- RECORDS FOR THIS TASK:
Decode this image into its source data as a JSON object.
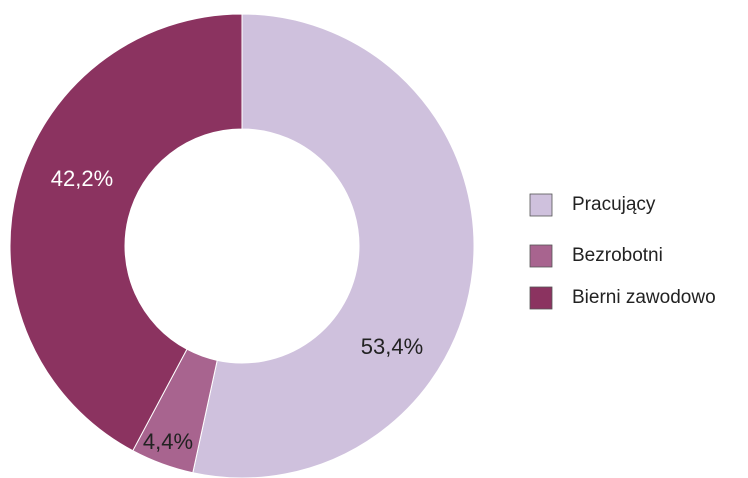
{
  "chart_data": {
    "type": "donut",
    "categories": [
      "Pracujący",
      "Bezrobotni",
      "Bierni zawodowo"
    ],
    "values": [
      53.4,
      4.4,
      42.2
    ],
    "value_labels": [
      "53,4%",
      "4,4%",
      "42,2%"
    ],
    "colors": [
      "#cfc1dd",
      "#a8648f",
      "#8b3360"
    ]
  }
}
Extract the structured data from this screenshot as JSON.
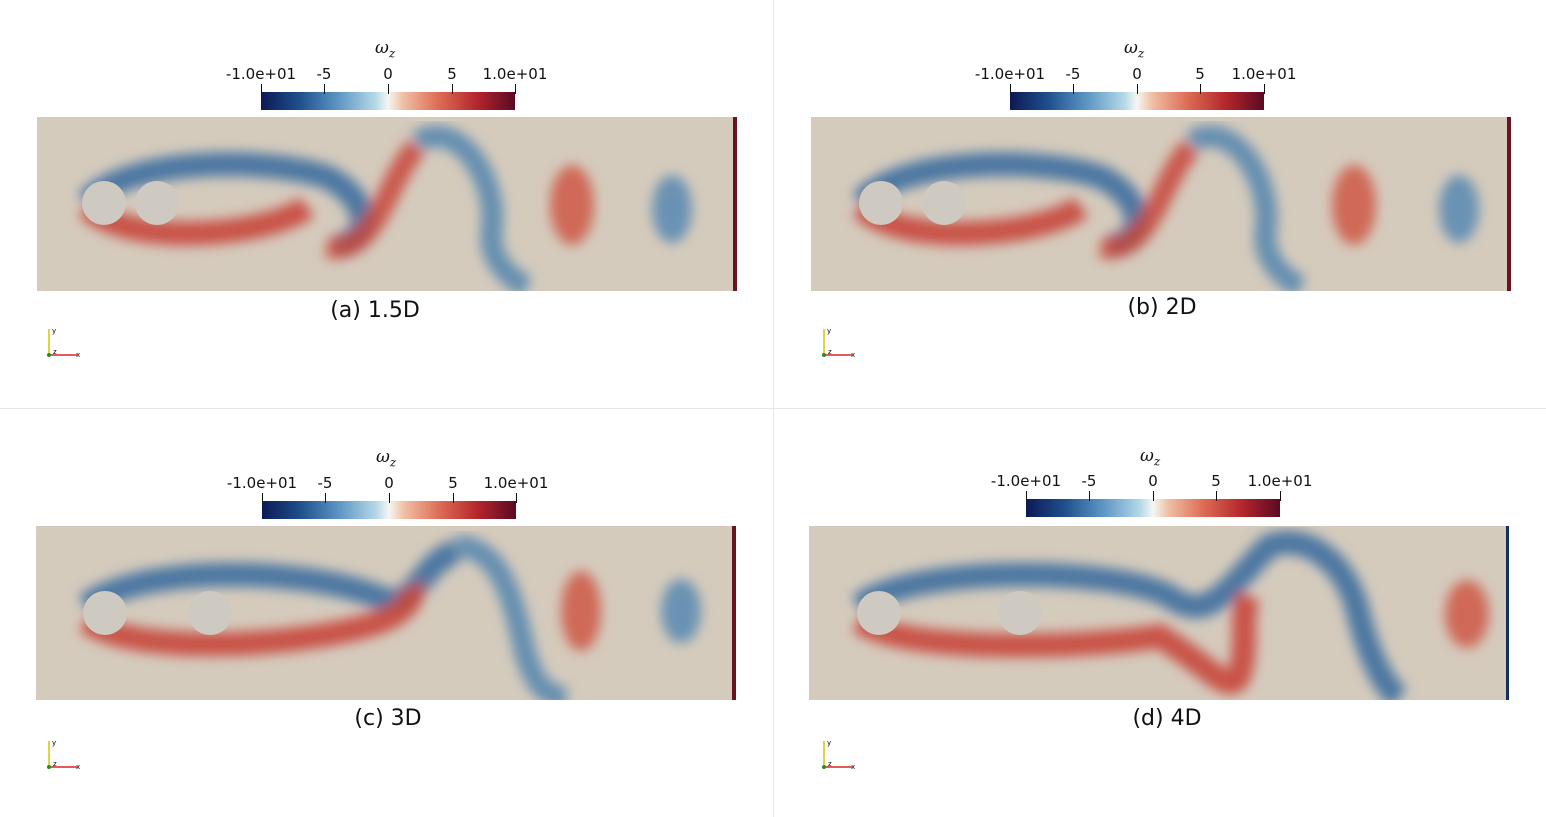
{
  "colorbar": {
    "symbol": "ω",
    "subscript": "z",
    "ticks": [
      "-1.0e+01",
      "-5",
      "0",
      "5",
      "1.0e+01"
    ],
    "colors": [
      "#0b1a55",
      "#5b94c3",
      "#f4f6f3",
      "#dd6b55",
      "#5a0a24"
    ]
  },
  "axes_labels": {
    "x": "x",
    "y": "y",
    "z": "z"
  },
  "panels": [
    {
      "caption": "(a) 1.5D"
    },
    {
      "caption": "(b) 2D"
    },
    {
      "caption": "(c) 3D"
    },
    {
      "caption": "(d) 4D"
    }
  ]
}
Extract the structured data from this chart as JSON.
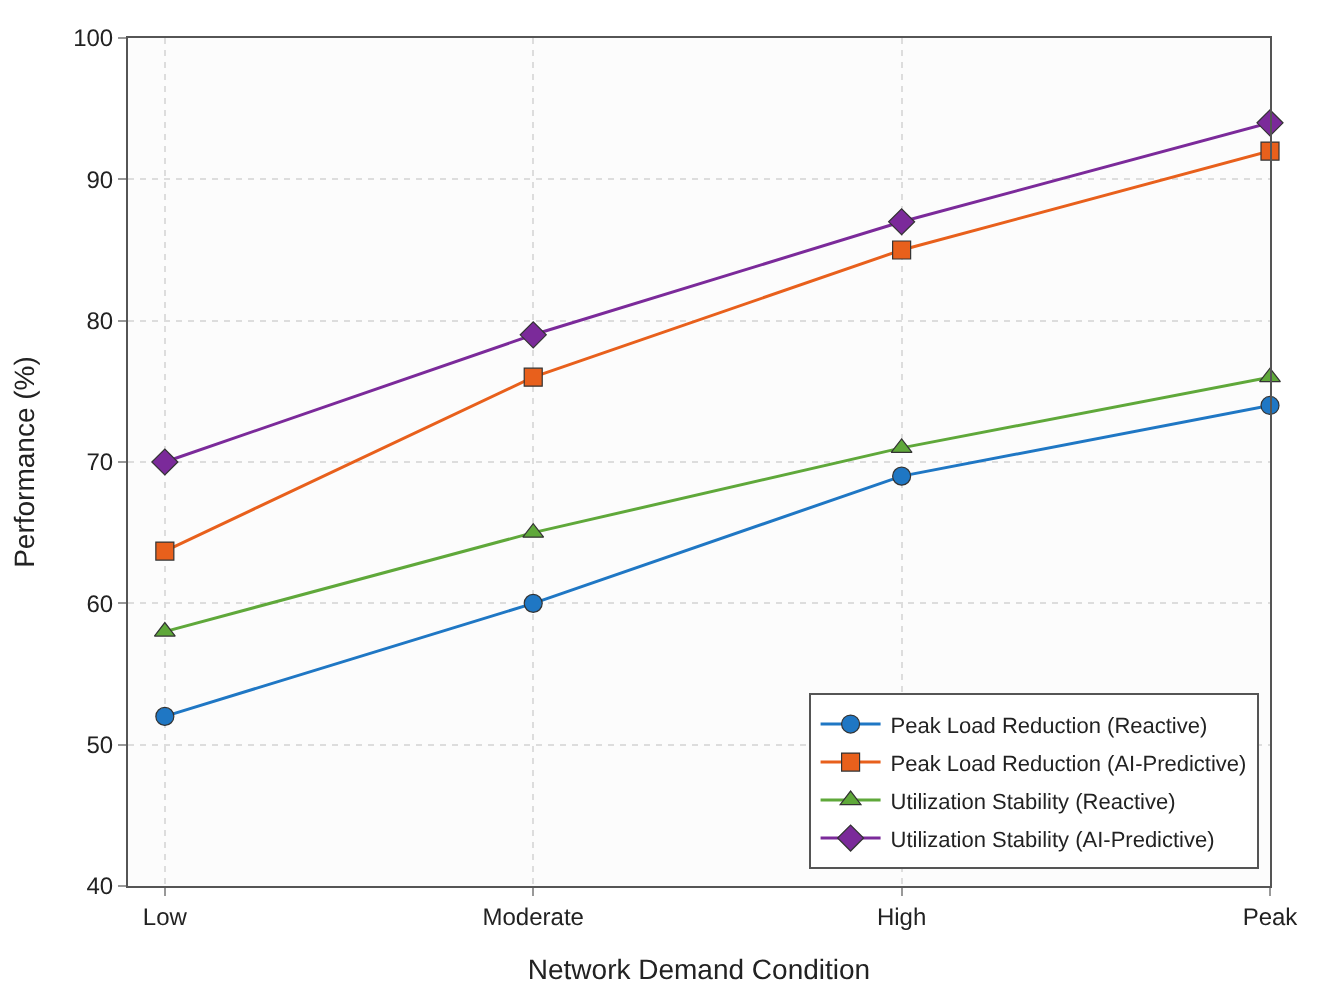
{
  "chart_data": {
    "type": "line",
    "xlabel": "Network Demand Condition",
    "ylabel": "Performance (%)",
    "categories": [
      "Low",
      "Moderate",
      "High",
      "Peak"
    ],
    "series": [
      {
        "name": "Peak Load Reduction (Reactive)",
        "color": "#1f77c4",
        "marker": "circle",
        "values": [
          52,
          60,
          69,
          74
        ]
      },
      {
        "name": "Peak Load Reduction (AI-Predictive)",
        "color": "#e8601c",
        "marker": "square",
        "values": [
          63.7,
          76,
          85,
          92
        ]
      },
      {
        "name": "Utilization Stability (Reactive)",
        "color": "#5fa83a",
        "marker": "triangle",
        "values": [
          58,
          65,
          71,
          76
        ]
      },
      {
        "name": "Utilization Stability (AI-Predictive)",
        "color": "#7b2a9a",
        "marker": "diamond",
        "values": [
          70,
          79,
          87,
          94
        ]
      }
    ],
    "ylim": [
      40,
      100
    ],
    "yticks": [
      40,
      50,
      60,
      70,
      80,
      90,
      100
    ],
    "grid": true,
    "legend": "bottom right",
    "line_style": "solid"
  }
}
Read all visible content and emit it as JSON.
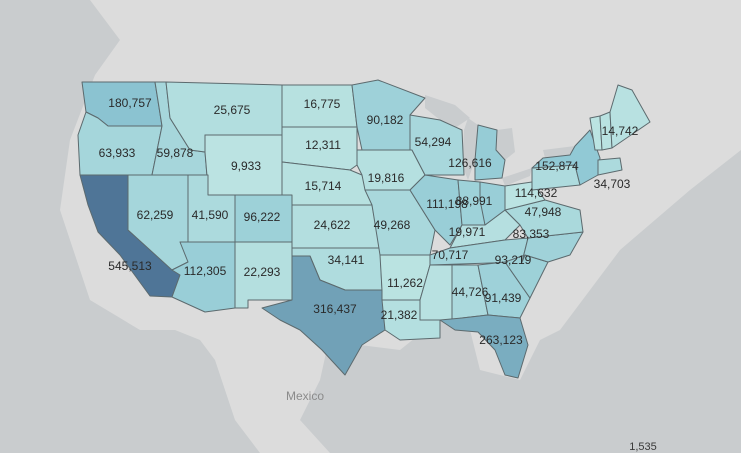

- WORK TO COMPLETE:
Omit pictures; set down the rest of the material word for word.

- FULL ANSWER:
Decode this image into its source data as a JSON object.
{
  "chart_data": {
    "type": "donut",
    "categories": [
      "Pracujący",
      "Bezrobotni",
      "Bierni zawodowo"
    ],
    "values": [
      53.4,
      4.4,
      42.2
    ],
    "value_labels": [
      "53,4%",
      "4,4%",
      "42,2%"
    ],
    "colors": [
      "#cfc1dd",
      "#a8648f",
      "#8b3360"
    ]
  }
}
Extract the structured data from this screenshot as JSON.
{
  "colorbar": {
    "symbol": "ω",
    "subscript": "z",
    "ticks": [
      "-1.0e+01",
      "-5",
      "0",
      "5",
      "1.0e+01"
    ],
    "colors": [
      "#0b1a55",
      "#5b94c3",
      "#f4f6f3",
      "#dd6b55",
      "#5a0a24"
    ]
  },
  "axes_labels": {
    "x": "x",
    "y": "y",
    "z": "z"
  },
  "panels": [
    {
      "caption": "(a) 1.5D"
    },
    {
      "caption": "(b) 2D"
    },
    {
      "caption": "(c) 3D"
    },
    {
      "caption": "(d) 4D"
    }
  ]
}
Extract the structured data from this chart as JSON.
{
  "chart_data": {
    "type": "line",
    "xlabel": "Network Demand Condition",
    "ylabel": "Performance (%)",
    "categories": [
      "Low",
      "Moderate",
      "High",
      "Peak"
    ],
    "series": [
      {
        "name": "Peak Load Reduction (Reactive)",
        "color": "#1f77c4",
        "marker": "circle",
        "values": [
          52,
          60,
          69,
          74
        ]
      },
      {
        "name": "Peak Load Reduction (AI-Predictive)",
        "color": "#e8601c",
        "marker": "square",
        "values": [
          63.7,
          76,
          85,
          92
        ]
      },
      {
        "name": "Utilization Stability (Reactive)",
        "color": "#5fa83a",
        "marker": "triangle",
        "values": [
          58,
          65,
          71,
          76
        ]
      },
      {
        "name": "Utilization Stability (AI-Predictive)",
        "color": "#7b2a9a",
        "marker": "diamond",
        "values": [
          70,
          79,
          87,
          94
        ]
      }
    ],
    "ylim": [
      40,
      100
    ],
    "yticks": [
      40,
      50,
      60,
      70,
      80,
      90,
      100
    ],
    "grid": true,
    "legend": "bottom right",
    "line_style": "solid"
  }
}
Read all visible content and emit it as JSON.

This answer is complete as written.